Sort through the entries below and pull out lines containing the word "colo".

══ Dataset excerpts ══

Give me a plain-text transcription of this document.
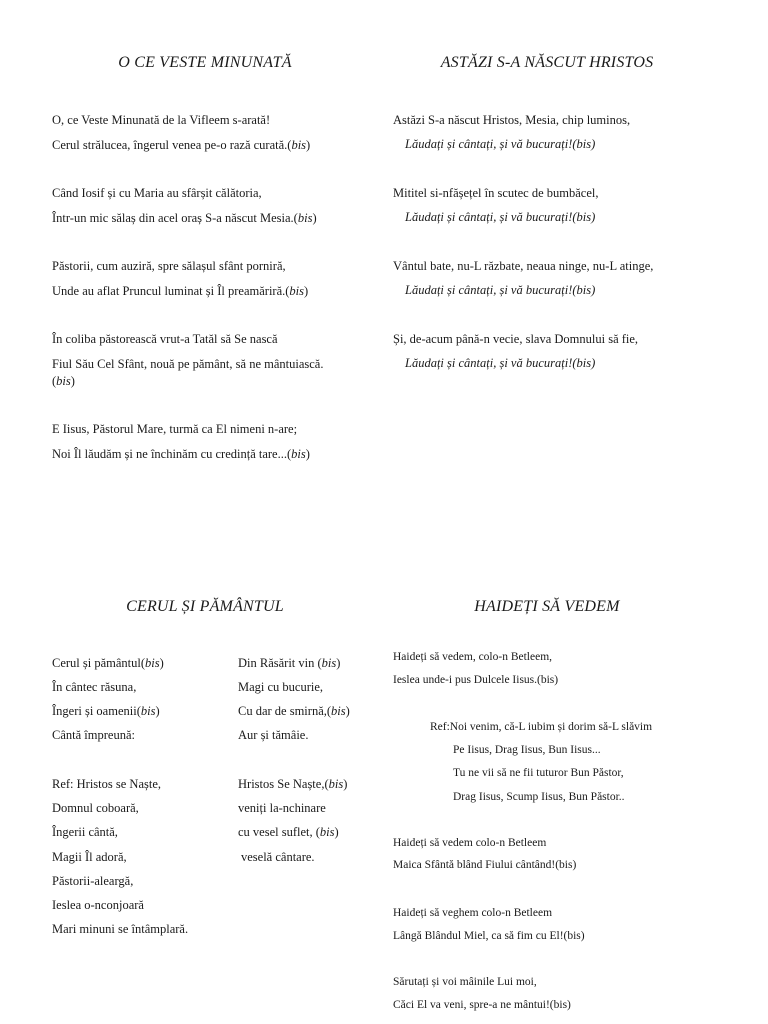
O CE VESTE MINUNATĂ
O, ce Veste Minunată de la Vifleem s-arată!
Cerul strălucea, îngerul venea pe-o rază curată.(bis)
Când Iosif și cu Maria au sfârșit călătoria,
Într-un mic sălaș din acel oraș S-a născut Mesia.(bis)
Păstorii, cum auziră, spre sălașul sfânt porniră,
Unde au aflat Pruncul luminat și Îl preamăriră.(bis)
În coliba păstorească vrut-a Tatăl să Se nască
Fiul Său Cel Sfânt, nouă pe pământ, să ne mântuiască.
(bis)
E Iisus, Păstorul Mare, turmă ca El nimeni n-are;
Noi Îl lăudăm și ne închinăm cu credință tare...(bis)
ASTĂZI S-A NĂSCUT HRISTOS
Astăzi S-a născut Hristos, Mesia, chip luminos,
Lăudați și cântați, și vă bucurați!(bis)
Mititel si-nfășețel în scutec de bumbăcel,
Lăudați și cântați, și vă bucurați!(bis)
Vântul bate, nu-L răzbate, neaua ninge, nu-L atinge,
Lăudați și cântați, și vă bucurați!(bis)
Și, de-acum până-n vecie, slava Domnului să fie,
Lăudați și cântați, și vă bucurați!(bis)
CERUL ȘI PĂMÂNTUL
Cerul și pământul(bis)
În cântec răsuna,
Îngeri și oamenii(bis)
Cântă împreună:
Ref: Hristos se Naște,
Domnul coboară,
Îngerii cântă,
Magii Îl adoră,
Păstorii-aleargă,
Ieslea o-nconjoară
Mari minuni se întâmplară.
Din Răsărit vin (bis)
Magi cu bucurie,
Cu dar de smirnă,(bis)
Aur și tămâie.
Hristos Se Naște,(bis)
veniți la-nchinare
cu vesel suflet, (bis)
veselă cântare.
HAIDEȚI SĂ VEDEM
Haideți să vedem, colo-n Betleem,
Ieslea unde-i pus Dulcele Iisus.(bis)
Ref:Noi venim, că-L iubim și dorim să-L slăvim
Pe Iisus, Drag Iisus, Bun Iisus...
Tu ne vii să ne fii tuturor Bun Păstor,
Drag Iisus, Scump Iisus, Bun Păstor..
Haideți să vedem colo-n Betleem
Maica Sfântă blând Fiului cântând!(bis)
Haideți să veghem colo-n Betleem
Lângă Blândul Miel, ca să fim cu El!(bis)
Sărutați și voi mâinile Lui moi,
Căci El va veni, spre-a ne mântui!(bis)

═══

» **Task result**:
Haideți să vedem, colo-n Betleem,
Haideți să vedem colo-n Betleem
Haideți să veghem colo-n Betleem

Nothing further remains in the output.